**SHORT EXERCISE**
Isolate every line in the records below with "zależności" in it.

Dataset items

[Start]

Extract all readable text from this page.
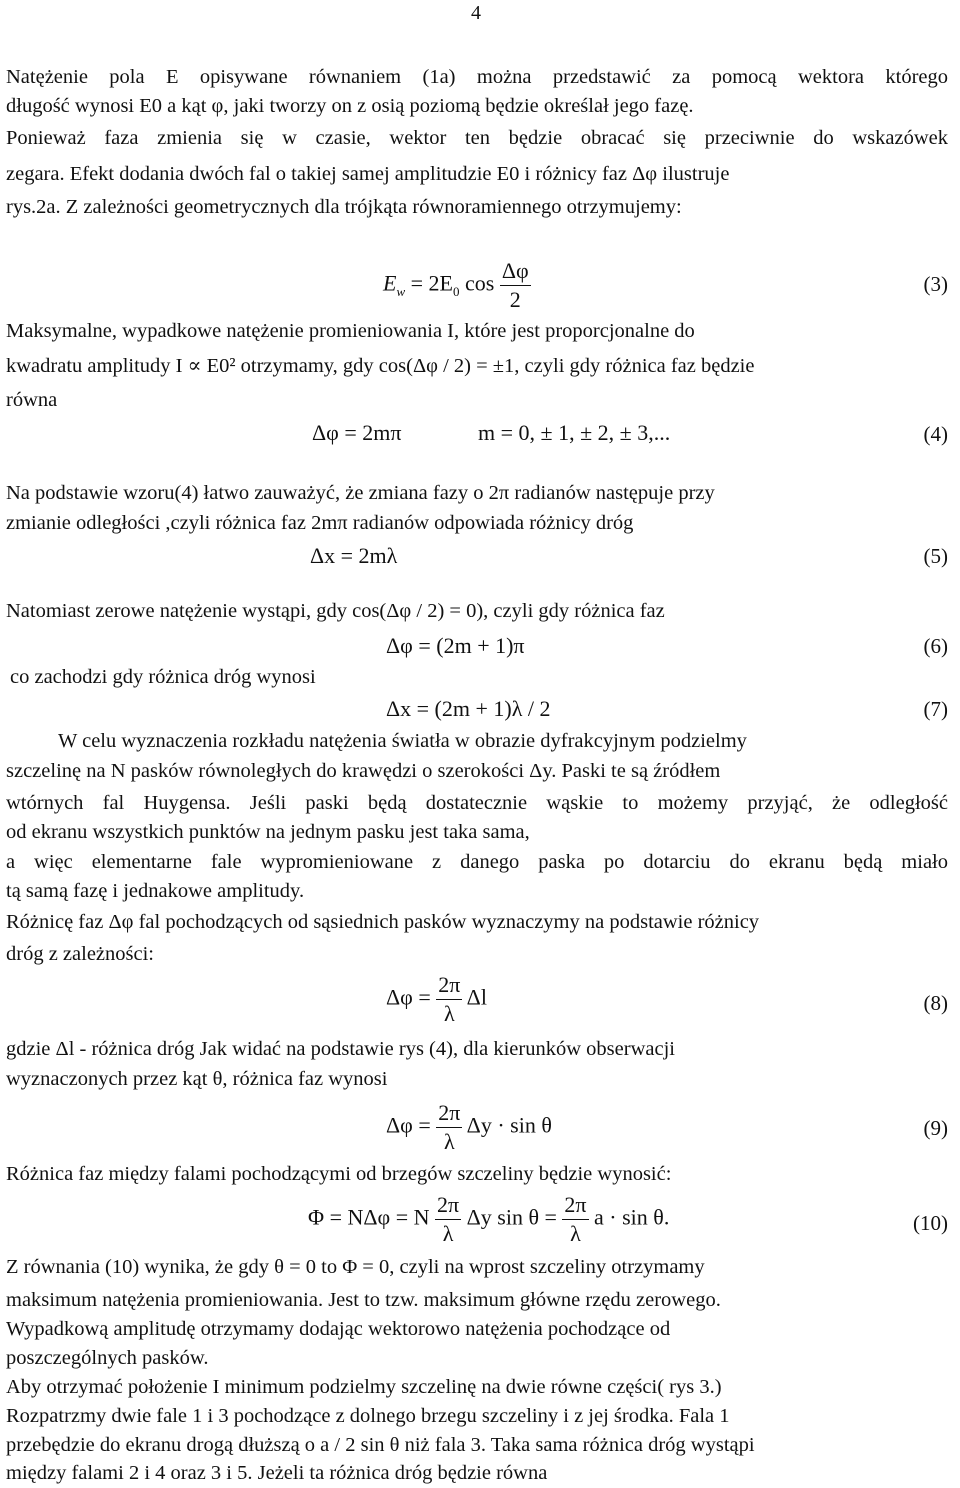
4
Natężenie pola E opisywane równaniem (1a) można przedstawić za pomocą wektora którego
długość wynosi E0 a kąt φ, jaki tworzy on z osią poziomą będzie określał jego fazę.
Ponieważ faza zmienia się w czasie, wektor ten będzie obracać się przeciwnie do wskazówek
zegara. Efekt dodania dwóch fal o takiej samej amplitudzie E0 i różnicy faz Δφ ilustruje
rys.2a. Z zależności geometrycznych dla trójkąta równoramiennego otrzymujemy:
$E_w = 2E_0$ $\cos \frac{\Delta\varphi}{2}$	(3)
Maksymalne, wypadkowe natężenie promieniowania I, które jest proporcjonalne do
kwadratu amplitudy I ∝ E0² otrzymamy, gdy cos(Δφ / 2) = ±1, czyli gdy różnica faz będzie
równa
Δφ = 2mπ	m = 0, ± 1, ± 2, ± 3,...	(4)
Na podstawie wzoru(4) łatwo zauważyć, że zmiana fazy o 2π radianów następuje przy
zmianie odległości ,czyli różnica faz 2mπ radianów odpowiada różnicy dróg
Δx = 2mλ	(5)
Natomiast zerowe natężenie wystąpi, gdy cos(Δφ / 2) = 0), czyli gdy różnica faz
Δφ = (2m + 1)π	(6)
co zachodzi gdy różnica dróg wynosi
Δx = (2m + 1)λ / 2	(7)
W celu wyznaczenia rozkładu natężenia światła w obrazie dyfrakcyjnym podzielmy
szczelinę na N pasków równoległych do krawędzi o szerokości Δy. Paski te są źródłem
wtórnych fal Huygensa. Jeśli paski będą dostatecznie wąskie to możemy przyjąć, że odległość
od ekranu wszystkich punktów na jednym pasku jest taka sama,
a więc elementarne fale wypromieniowane z danego paska po dotarciu do ekranu będą miało
tą samą fazę i jednakowe amplitudy.
Różnicę faz Δφ fal pochodzących od sąsiednich pasków wyznaczymy na podstawie różnicy
dróg z zależności:
$\Delta\varphi = \frac{2\pi}{\lambda}$ Δl	(8)
gdzie Δl - różnica dróg Jak widać na podstawie rys (4), dla kierunków obserwacji
wyznaczonych przez kąt θ, różnica faz wynosi
$\Delta\varphi = \frac{2\pi}{\lambda}$ Δy · sin θ	(9)
Różnica faz między falami pochodzącymi od brzegów szczeliny będzie wynosić:
Φ = NΔφ = N $\frac{2\pi}{\lambda}$ Δy $\sin \theta = \frac{2\pi}{\lambda}$ a · sin θ.	(10)
Z równania (10) wynika, że gdy θ = 0 to Φ = 0, czyli na wprost szczeliny otrzymamy
maksimum natężenia promieniowania. Jest to tzw. maksimum główne rzędu zerowego.
Wypadkową amplitudę otrzymamy dodając wektorowo natężenia pochodzące od
poszczególnych pasków.
Aby otrzymać położenie I minimum podzielmy szczelinę na dwie równe części( rys 3.)
Rozpatrzmy dwie fale 1 i 3 pochodzące z dolnego brzegu szczeliny i z jej środka. Fala 1
przebędzie do ekranu drogą dłuższą o a / 2 sin θ niż fala 3. Taka sama różnica dróg wystąpi
między falami 2 i 4 oraz 3 i 5. Jeżeli ta różnica dróg będzie równa
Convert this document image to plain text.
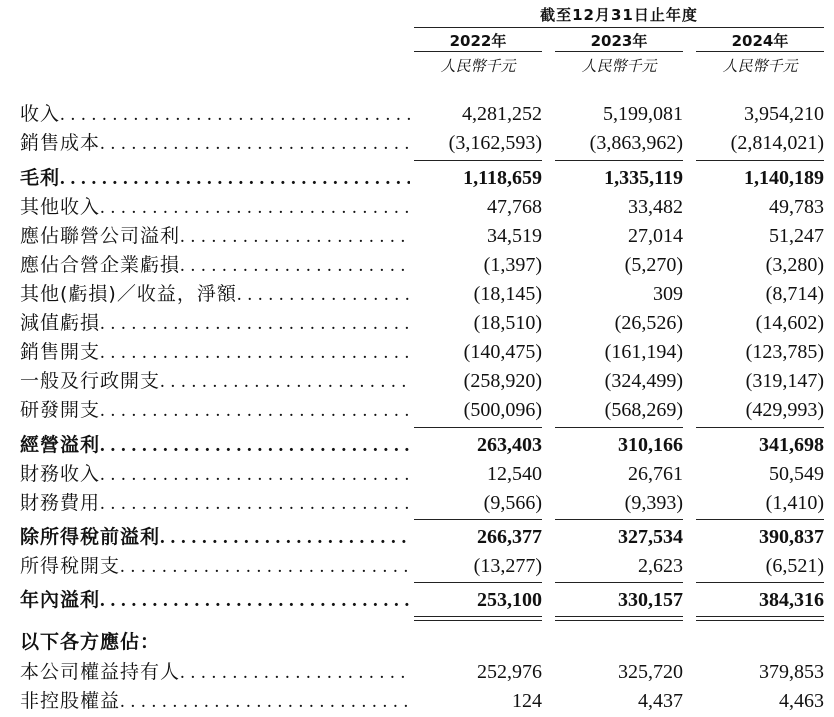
截至12月31日止年度
2022年	2023年	2024年
人民幣千元	人民幣千元	人民幣千元
收入 . . .	4,281,252	5,199,081	3,954,210
銷售成本 . . .	(3,162,593)	(3,863,962)	(2,814,021)
毛利 . . .	1,118,659	1,335,119	1,140,189
其他收入 . . .	47,768	33,482	49,783
應佔聯營公司溢利 . . .	34,519	27,014	51,247
應佔合營企業虧損 . . .	(1,397)	(5,270)	(3,280)
其他(虧損)／收益，淨額 . . .	(18,145)	309	(8,714)
減值虧損 . . .	(18,510)	(26,526)	(14,602)
銷售開支 . . .	(140,475)	(161,194)	(123,785)
一般及行政開支 . . .	(258,920)	(324,499)	(319,147)
研發開支 . . .	(500,096)	(568,269)	(429,993)
經營溢利 . . .	263,403	310,166	341,698
財務收入 . . .	12,540	26,761	50,549
財務費用 . . .	(9,566)	(9,393)	(1,410)
除所得稅前溢利 . . .	266,377	327,534	390,837
所得稅開支 . . .	(13,277)	2,623	(6,521)
年內溢利 . . .	253,100	330,157	384,316
以下各方應佔：
本公司權益持有人 . . .	252,976	325,720	379,853
非控股權益 . . .	124	4,437	4,463
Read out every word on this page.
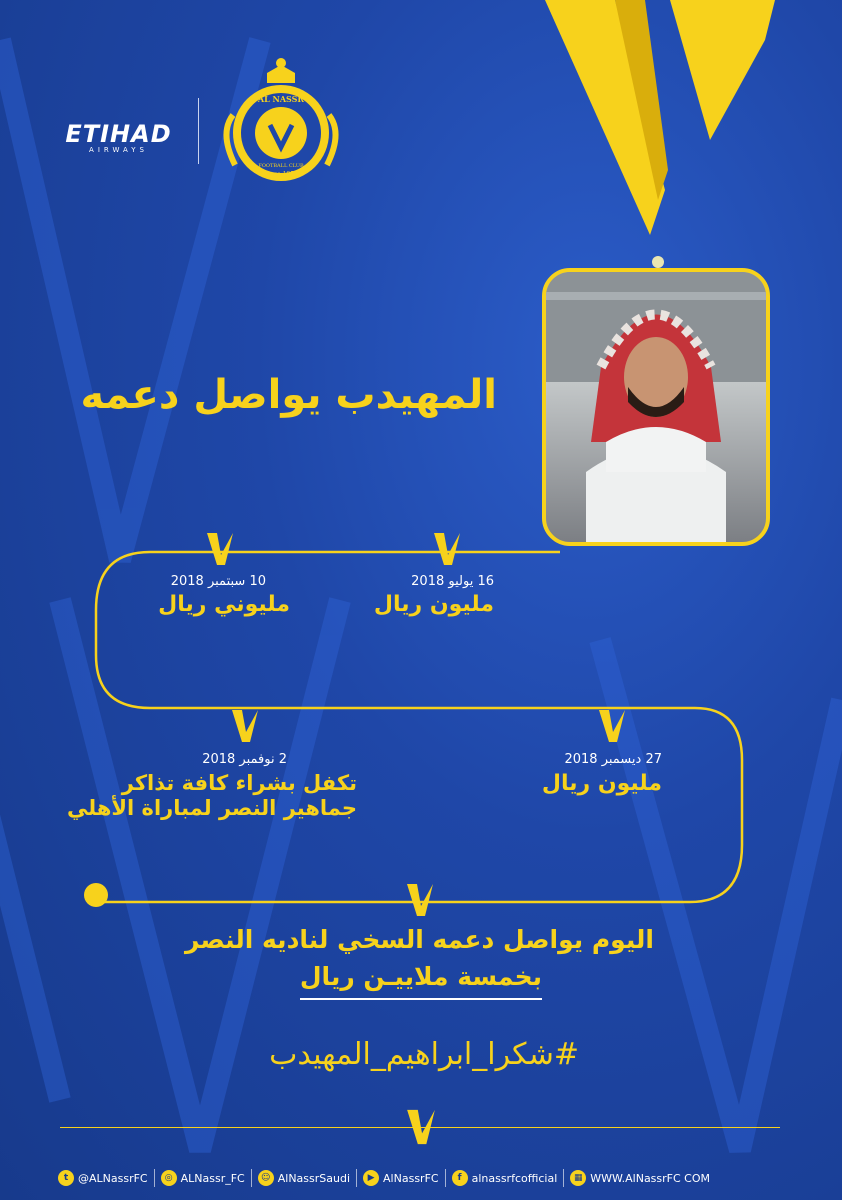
ETIHAD
AIRWAYS
AL NASSR
Since 1955
FOOTBALL CLUB
المهيدب يواصل دعمه
16 يوليو 2018
مليون ريال
10 سبتمبر 2018
مليوني ريال
27 ديسمبر 2018
مليون ريال
2 نوفمبر 2018
تكفل بشراء كافة تذاكر
جماهير النصر لمباراة الأهلي
اليوم يواصل دعمه السخي لناديه النصر
بخمسة ملاييـن ريال
#شكرا_ابراهيم_المهيدب
t @ALNassrFC	◎ ALNassr_FC	☺ AlNassrSaudi	▶ AlNassrFC	f alnassrfcofficial	▦ WWW.AlNassrFC COM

[End]

**CORRECT ANSWER**
rys.2a. Z zależności geometrycznych dla trójkąta równoramiennego otrzymujemy:
dróg z zależności:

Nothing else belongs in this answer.